***** Recorded information

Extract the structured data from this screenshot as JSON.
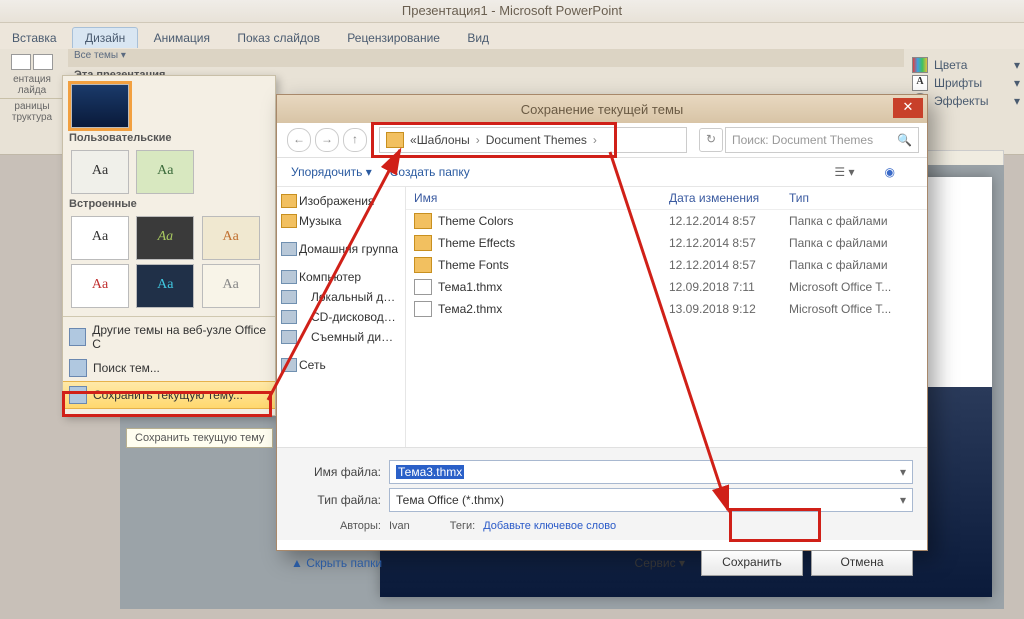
{
  "app": {
    "title": "Презентация1 - Microsoft PowerPoint"
  },
  "tabs": [
    "Вставка",
    "Дизайн",
    "Анимация",
    "Показ слайдов",
    "Рецензирование",
    "Вид"
  ],
  "ribbon": {
    "left1": "ентация",
    "left2": "лайда",
    "left3": "раницы",
    "left4": "труктура",
    "themes_header": "Все темы ▾",
    "subheader": "Эта презентация",
    "right": {
      "colors": "Цвета",
      "fonts": "Шрифты",
      "effects": "Эффекты"
    }
  },
  "gallery": {
    "h2": "Пользовательские",
    "h3": "Встроенные",
    "m1": "Другие темы на веб-узле Office C",
    "m2": "Поиск тем...",
    "m3": "Сохранить текущую тему...",
    "tooltip": "Сохранить текущую тему"
  },
  "dialog": {
    "title": "Сохранение текущей темы",
    "crumb1": "Шаблоны",
    "crumb2": "Document Themes",
    "search_ph": "Поиск: Document Themes",
    "tb1": "Упорядочить ▾",
    "tb2": "Создать папку",
    "tree": [
      "Изображения",
      "Музыка",
      "",
      "Домашняя группа",
      "",
      "Компьютер",
      "Локальный диск",
      "CD-дисковод (D:",
      "Съемный диск (",
      "",
      "Сеть"
    ],
    "cols": {
      "c1": "Имя",
      "c2": "Дата изменения",
      "c3": "Тип"
    },
    "rows": [
      {
        "ic": "folder",
        "n": "Theme Colors",
        "d": "12.12.2014 8:57",
        "t": "Папка с файлами"
      },
      {
        "ic": "folder",
        "n": "Theme Effects",
        "d": "12.12.2014 8:57",
        "t": "Папка с файлами"
      },
      {
        "ic": "folder",
        "n": "Theme Fonts",
        "d": "12.12.2014 8:57",
        "t": "Папка с файлами"
      },
      {
        "ic": "file",
        "n": "Тема1.thmx",
        "d": "12.09.2018 7:11",
        "t": "Microsoft Office T..."
      },
      {
        "ic": "file",
        "n": "Тема2.thmx",
        "d": "13.09.2018 9:12",
        "t": "Microsoft Office T..."
      }
    ],
    "fname_label": "Имя файла:",
    "fname_value": "Тема3.thmx",
    "ftype_label": "Тип файла:",
    "ftype_value": "Тема Office (*.thmx)",
    "authors_label": "Авторы:",
    "authors_value": "Ivan",
    "tags_label": "Теги:",
    "tags_value": "Добавьте ключевое слово",
    "hide": "Скрыть папки",
    "tools": "Сервис  ▾",
    "save": "Сохранить",
    "cancel": "Отмена"
  }
}
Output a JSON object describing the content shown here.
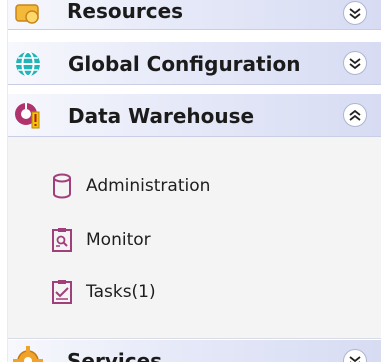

**********

Directive: From the entries above, list each line with "Поиск" in it.

Output of the exercise:
    "m2": "Поиск тем...",
    "search_ph": "Поиск: Document Themes",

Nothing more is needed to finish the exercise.